=== Required task ===
Pick out each line containing the string "Shikimic" and copy it.
# Data shown start
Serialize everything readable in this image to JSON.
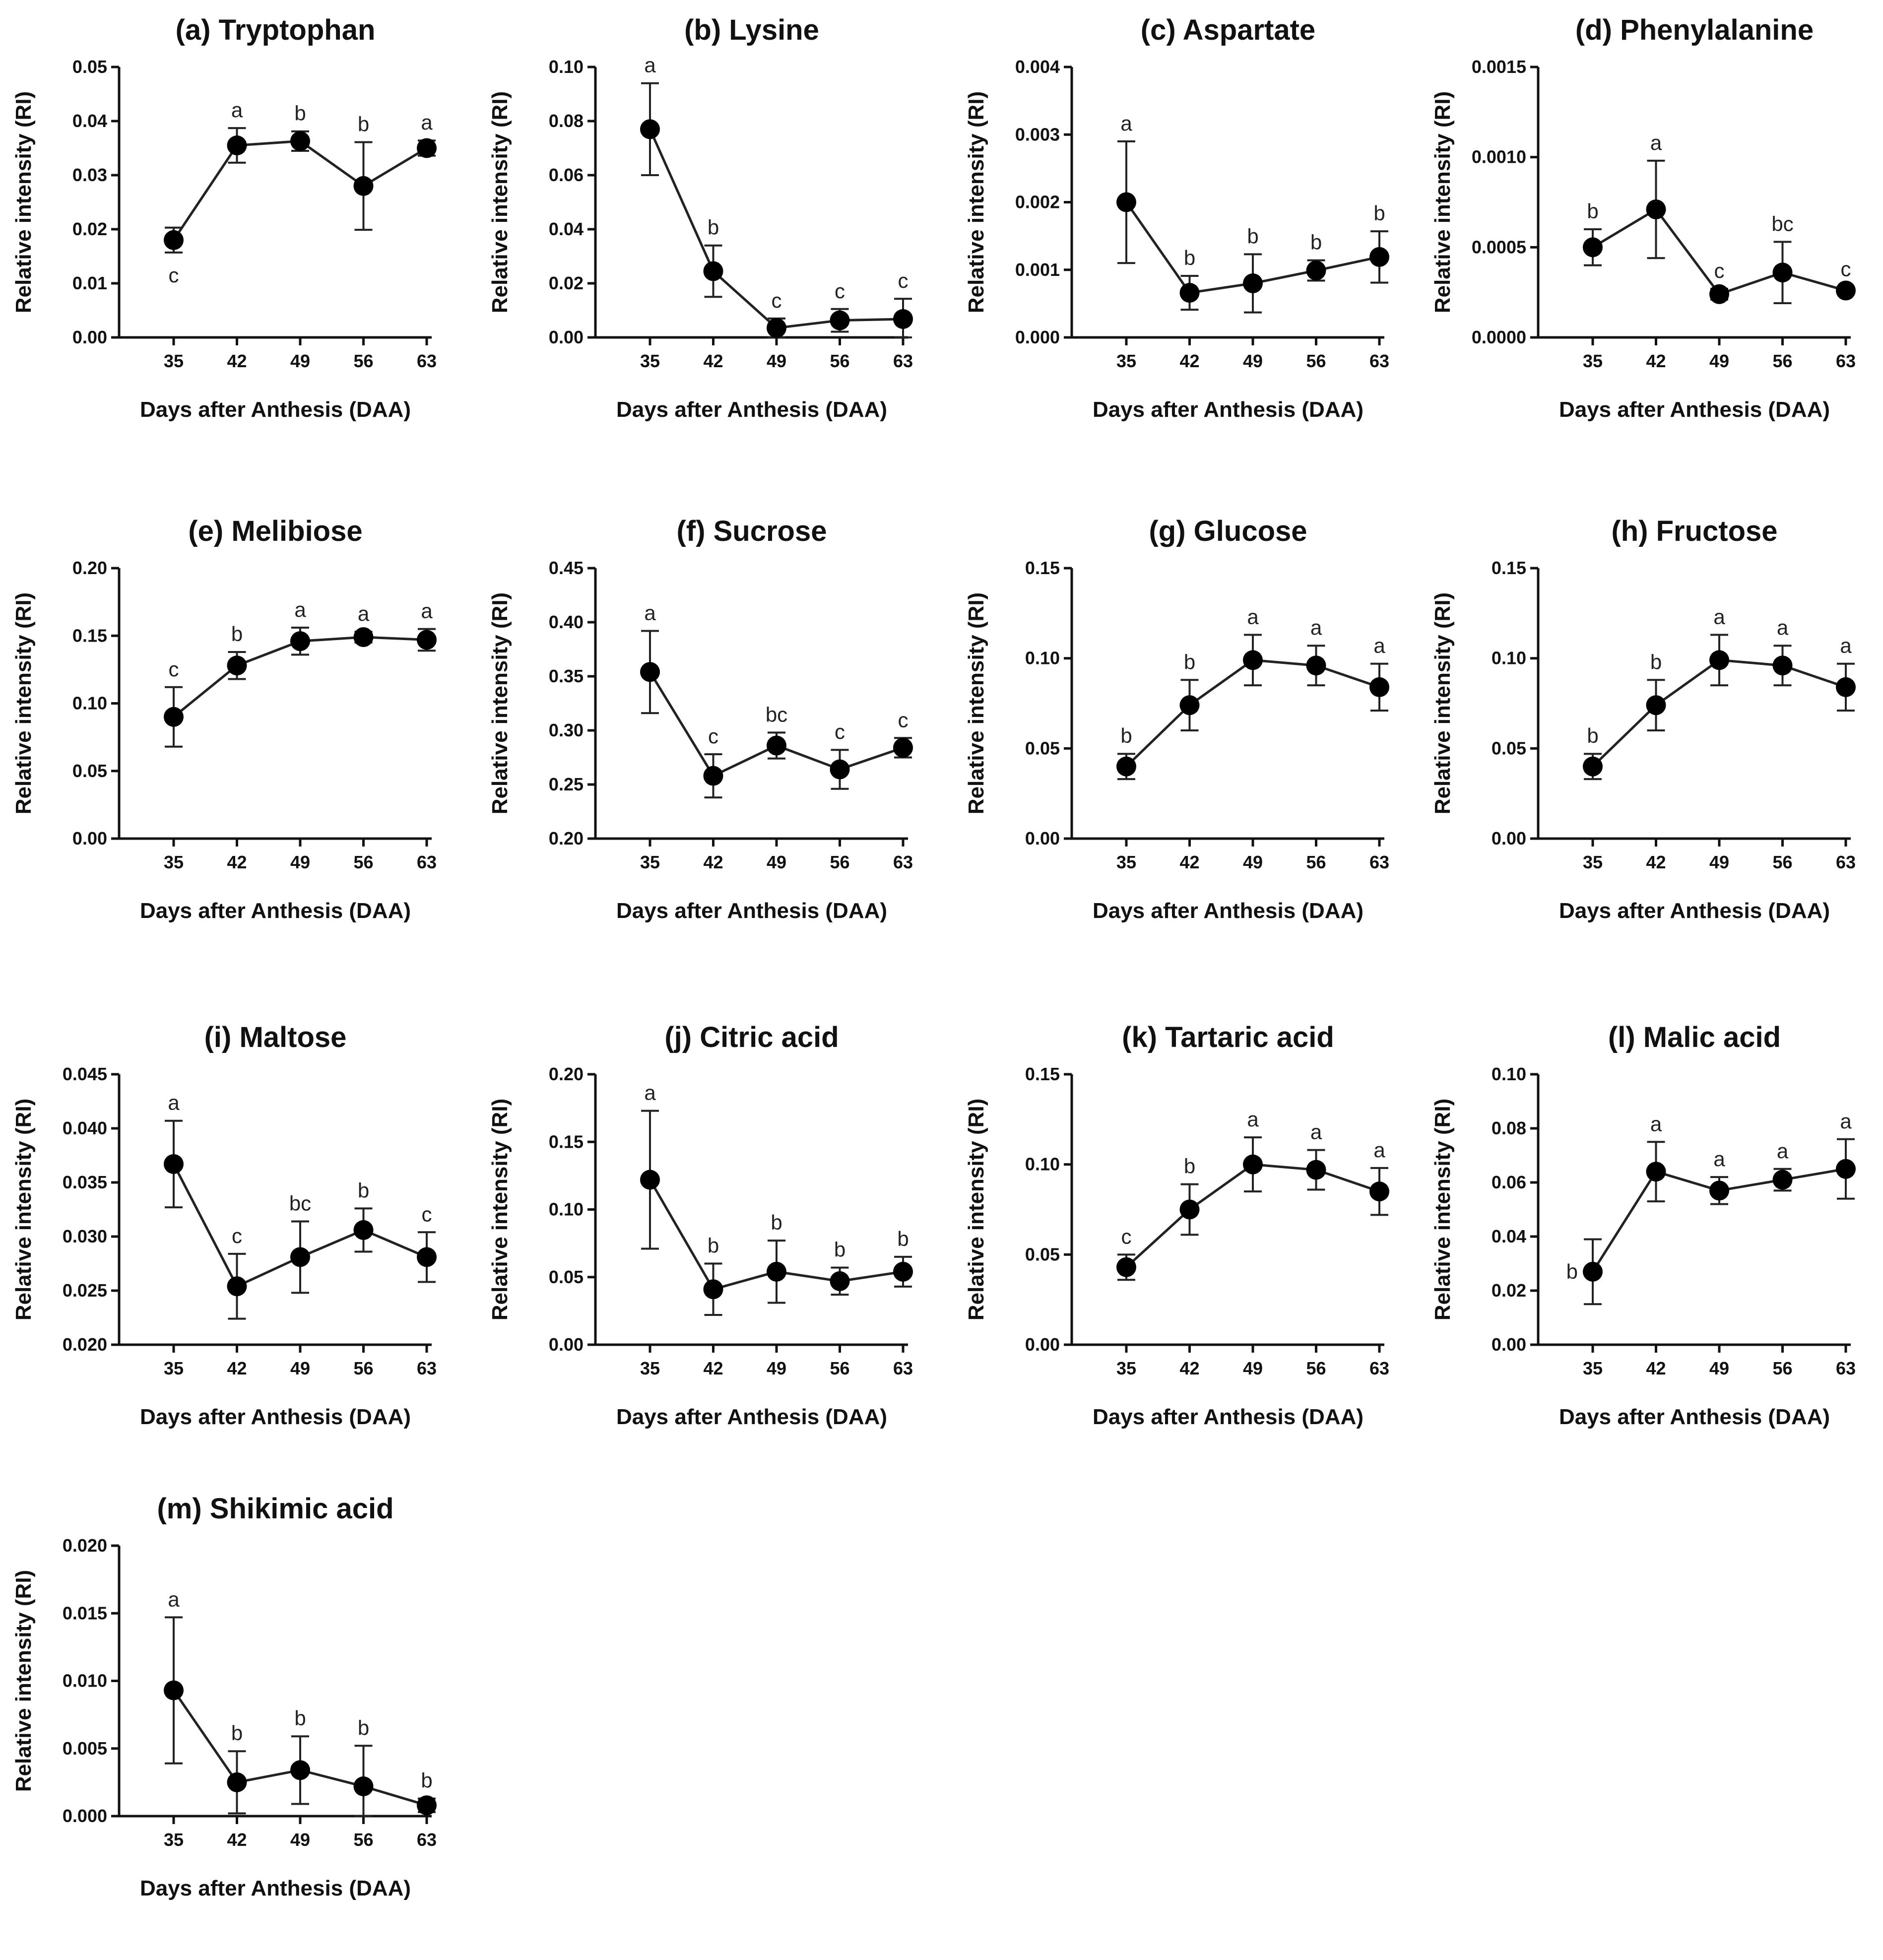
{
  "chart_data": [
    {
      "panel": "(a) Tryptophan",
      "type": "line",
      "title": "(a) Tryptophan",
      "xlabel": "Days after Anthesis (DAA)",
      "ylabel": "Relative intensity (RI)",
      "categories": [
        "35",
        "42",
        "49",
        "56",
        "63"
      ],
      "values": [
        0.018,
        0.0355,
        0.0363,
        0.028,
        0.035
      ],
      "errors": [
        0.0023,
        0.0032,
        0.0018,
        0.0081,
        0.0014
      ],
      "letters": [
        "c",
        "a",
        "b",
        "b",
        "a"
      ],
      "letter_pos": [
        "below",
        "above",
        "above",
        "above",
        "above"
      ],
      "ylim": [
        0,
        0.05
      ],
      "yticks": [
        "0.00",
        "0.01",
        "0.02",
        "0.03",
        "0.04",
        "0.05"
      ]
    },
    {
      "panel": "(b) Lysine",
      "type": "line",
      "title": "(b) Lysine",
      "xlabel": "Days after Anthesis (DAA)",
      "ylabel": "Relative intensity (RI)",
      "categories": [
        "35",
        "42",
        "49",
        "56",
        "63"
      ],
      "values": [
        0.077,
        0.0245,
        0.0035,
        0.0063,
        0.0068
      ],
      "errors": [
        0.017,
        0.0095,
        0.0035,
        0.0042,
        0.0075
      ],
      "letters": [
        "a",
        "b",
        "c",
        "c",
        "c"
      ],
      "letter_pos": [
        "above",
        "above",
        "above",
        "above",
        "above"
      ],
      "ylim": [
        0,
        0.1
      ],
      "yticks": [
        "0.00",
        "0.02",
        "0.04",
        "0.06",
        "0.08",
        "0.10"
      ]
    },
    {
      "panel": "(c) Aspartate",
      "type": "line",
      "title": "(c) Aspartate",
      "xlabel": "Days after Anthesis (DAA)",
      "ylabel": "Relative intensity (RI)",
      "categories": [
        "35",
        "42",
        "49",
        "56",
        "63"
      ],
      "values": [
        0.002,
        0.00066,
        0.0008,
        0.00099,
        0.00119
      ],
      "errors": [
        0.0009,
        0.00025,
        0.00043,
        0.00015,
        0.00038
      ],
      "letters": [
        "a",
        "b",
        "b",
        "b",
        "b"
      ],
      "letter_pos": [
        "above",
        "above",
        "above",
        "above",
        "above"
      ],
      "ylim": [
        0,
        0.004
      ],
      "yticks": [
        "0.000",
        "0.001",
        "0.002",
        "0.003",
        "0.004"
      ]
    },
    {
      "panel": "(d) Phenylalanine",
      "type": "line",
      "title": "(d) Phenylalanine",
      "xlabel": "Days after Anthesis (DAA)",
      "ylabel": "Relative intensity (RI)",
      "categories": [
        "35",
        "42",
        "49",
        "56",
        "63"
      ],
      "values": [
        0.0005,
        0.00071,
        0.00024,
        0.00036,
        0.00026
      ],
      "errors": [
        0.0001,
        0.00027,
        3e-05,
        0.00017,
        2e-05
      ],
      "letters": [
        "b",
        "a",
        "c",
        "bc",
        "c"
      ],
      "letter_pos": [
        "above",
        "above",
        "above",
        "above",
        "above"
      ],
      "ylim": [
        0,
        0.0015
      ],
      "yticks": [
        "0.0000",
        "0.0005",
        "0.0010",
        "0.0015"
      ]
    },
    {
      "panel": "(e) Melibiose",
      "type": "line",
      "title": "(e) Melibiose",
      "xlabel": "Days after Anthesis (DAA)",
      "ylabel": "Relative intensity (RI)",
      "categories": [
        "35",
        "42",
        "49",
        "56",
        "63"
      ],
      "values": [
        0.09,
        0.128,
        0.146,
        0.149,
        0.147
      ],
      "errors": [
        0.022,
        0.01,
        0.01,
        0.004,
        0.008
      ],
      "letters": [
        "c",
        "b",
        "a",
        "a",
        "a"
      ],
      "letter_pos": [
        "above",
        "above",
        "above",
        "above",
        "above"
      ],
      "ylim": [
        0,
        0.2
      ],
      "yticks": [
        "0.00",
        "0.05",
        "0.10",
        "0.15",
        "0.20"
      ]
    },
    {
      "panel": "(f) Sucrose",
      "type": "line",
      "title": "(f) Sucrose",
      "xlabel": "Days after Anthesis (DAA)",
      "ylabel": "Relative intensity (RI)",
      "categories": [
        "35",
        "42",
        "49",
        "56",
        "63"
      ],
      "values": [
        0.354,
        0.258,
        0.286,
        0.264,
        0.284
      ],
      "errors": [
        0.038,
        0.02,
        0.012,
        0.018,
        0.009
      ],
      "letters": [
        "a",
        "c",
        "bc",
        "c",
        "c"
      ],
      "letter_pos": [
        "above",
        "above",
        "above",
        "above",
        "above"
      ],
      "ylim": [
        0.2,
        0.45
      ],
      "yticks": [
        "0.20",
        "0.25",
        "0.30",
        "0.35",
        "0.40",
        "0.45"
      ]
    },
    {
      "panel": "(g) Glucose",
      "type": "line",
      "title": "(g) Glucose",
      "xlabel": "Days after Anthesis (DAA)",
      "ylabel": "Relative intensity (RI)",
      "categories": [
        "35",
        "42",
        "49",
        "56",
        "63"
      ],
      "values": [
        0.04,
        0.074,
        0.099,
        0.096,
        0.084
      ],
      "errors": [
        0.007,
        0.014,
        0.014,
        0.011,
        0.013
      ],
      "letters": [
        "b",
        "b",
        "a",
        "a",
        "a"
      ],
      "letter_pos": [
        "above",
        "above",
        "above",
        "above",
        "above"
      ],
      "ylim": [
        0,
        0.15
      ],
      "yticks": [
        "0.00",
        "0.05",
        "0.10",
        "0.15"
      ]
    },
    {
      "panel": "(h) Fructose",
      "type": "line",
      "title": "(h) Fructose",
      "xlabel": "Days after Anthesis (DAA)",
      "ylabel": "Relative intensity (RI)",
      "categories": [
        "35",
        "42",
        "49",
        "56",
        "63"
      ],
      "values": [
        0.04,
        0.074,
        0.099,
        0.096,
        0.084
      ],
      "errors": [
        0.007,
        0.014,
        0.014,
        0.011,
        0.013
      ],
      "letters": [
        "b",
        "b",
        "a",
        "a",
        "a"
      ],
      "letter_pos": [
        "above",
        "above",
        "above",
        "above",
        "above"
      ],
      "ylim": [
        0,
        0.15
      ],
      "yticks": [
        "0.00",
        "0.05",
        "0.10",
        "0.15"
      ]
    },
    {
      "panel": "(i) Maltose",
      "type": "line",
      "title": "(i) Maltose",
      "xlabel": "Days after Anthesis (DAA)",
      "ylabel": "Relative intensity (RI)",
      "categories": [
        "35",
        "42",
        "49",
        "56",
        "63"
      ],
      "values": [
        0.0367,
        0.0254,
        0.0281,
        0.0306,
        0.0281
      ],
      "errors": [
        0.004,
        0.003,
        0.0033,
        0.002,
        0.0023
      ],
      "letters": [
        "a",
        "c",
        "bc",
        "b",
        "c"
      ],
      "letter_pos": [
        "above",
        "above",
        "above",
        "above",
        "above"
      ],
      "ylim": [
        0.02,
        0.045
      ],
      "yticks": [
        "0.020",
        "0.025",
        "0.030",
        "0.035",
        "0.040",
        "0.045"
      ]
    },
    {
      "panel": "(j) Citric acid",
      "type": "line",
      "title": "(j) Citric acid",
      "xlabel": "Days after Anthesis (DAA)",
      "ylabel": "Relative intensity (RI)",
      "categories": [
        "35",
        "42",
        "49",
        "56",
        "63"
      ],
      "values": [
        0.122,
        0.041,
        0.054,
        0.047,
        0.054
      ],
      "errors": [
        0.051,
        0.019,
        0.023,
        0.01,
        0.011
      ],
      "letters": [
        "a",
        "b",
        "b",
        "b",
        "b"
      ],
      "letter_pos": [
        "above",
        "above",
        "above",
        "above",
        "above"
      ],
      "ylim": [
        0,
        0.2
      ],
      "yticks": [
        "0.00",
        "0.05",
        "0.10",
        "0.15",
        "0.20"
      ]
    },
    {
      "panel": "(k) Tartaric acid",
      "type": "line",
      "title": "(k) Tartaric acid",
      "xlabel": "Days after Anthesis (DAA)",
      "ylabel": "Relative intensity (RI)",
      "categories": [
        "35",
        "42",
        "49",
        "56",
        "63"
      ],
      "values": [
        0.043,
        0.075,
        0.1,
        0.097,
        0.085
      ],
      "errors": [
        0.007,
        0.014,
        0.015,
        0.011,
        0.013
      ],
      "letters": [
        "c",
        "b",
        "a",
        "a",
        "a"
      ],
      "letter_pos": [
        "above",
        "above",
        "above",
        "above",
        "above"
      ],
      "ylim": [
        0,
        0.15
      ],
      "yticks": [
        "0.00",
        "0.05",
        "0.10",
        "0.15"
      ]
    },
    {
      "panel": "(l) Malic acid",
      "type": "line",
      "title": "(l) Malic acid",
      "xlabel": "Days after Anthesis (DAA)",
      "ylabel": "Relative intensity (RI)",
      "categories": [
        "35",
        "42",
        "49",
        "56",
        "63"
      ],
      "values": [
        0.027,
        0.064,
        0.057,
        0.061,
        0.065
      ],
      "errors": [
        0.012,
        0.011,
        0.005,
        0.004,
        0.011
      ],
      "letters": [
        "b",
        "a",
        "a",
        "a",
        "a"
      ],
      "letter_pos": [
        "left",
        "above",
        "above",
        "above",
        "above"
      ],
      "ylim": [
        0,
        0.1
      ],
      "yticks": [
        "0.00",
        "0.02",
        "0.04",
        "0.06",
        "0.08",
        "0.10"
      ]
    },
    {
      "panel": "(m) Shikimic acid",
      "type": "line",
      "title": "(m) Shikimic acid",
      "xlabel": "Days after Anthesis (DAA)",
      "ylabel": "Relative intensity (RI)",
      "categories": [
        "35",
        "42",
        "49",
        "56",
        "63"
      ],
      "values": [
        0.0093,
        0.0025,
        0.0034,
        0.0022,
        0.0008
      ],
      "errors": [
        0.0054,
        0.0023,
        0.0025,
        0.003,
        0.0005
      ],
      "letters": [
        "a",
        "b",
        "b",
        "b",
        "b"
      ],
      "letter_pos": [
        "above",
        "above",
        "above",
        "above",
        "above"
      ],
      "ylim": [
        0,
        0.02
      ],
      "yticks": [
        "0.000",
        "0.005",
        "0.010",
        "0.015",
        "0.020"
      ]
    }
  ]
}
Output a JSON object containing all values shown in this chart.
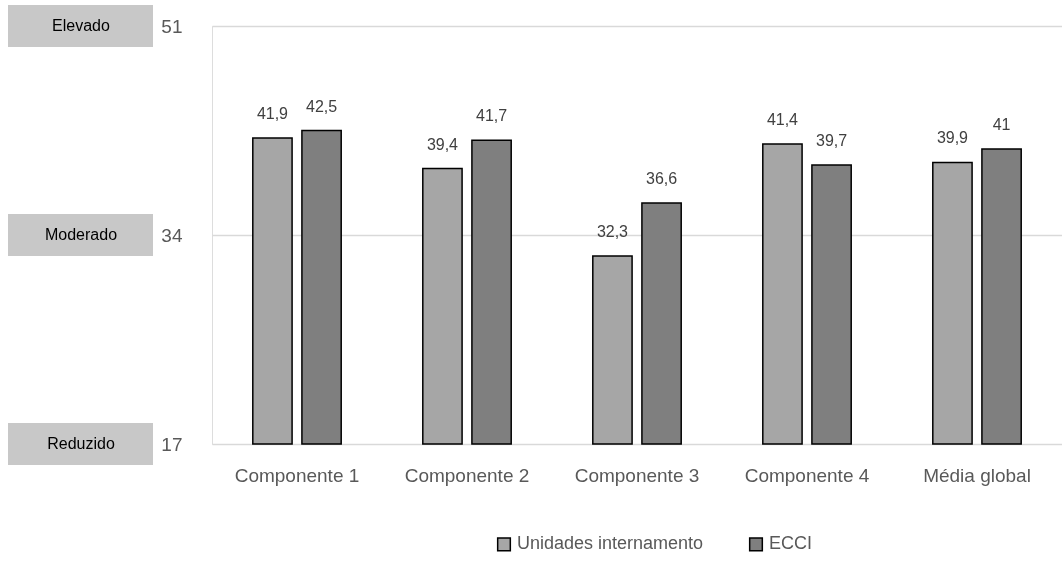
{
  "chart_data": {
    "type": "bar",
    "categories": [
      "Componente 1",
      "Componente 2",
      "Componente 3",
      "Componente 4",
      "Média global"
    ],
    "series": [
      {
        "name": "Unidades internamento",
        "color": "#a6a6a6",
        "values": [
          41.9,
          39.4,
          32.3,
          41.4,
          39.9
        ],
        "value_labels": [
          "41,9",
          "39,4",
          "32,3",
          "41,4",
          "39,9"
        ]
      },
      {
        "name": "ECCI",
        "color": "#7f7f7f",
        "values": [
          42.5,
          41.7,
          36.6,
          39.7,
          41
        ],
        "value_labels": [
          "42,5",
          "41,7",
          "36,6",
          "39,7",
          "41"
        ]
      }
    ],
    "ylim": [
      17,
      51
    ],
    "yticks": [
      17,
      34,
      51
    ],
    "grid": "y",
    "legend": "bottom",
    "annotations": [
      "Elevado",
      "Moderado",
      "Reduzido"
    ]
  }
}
# Data shown end
=== Full solution ===
      "panel": "(m) Shikimic acid",
      "title": "(m) Shikimic acid",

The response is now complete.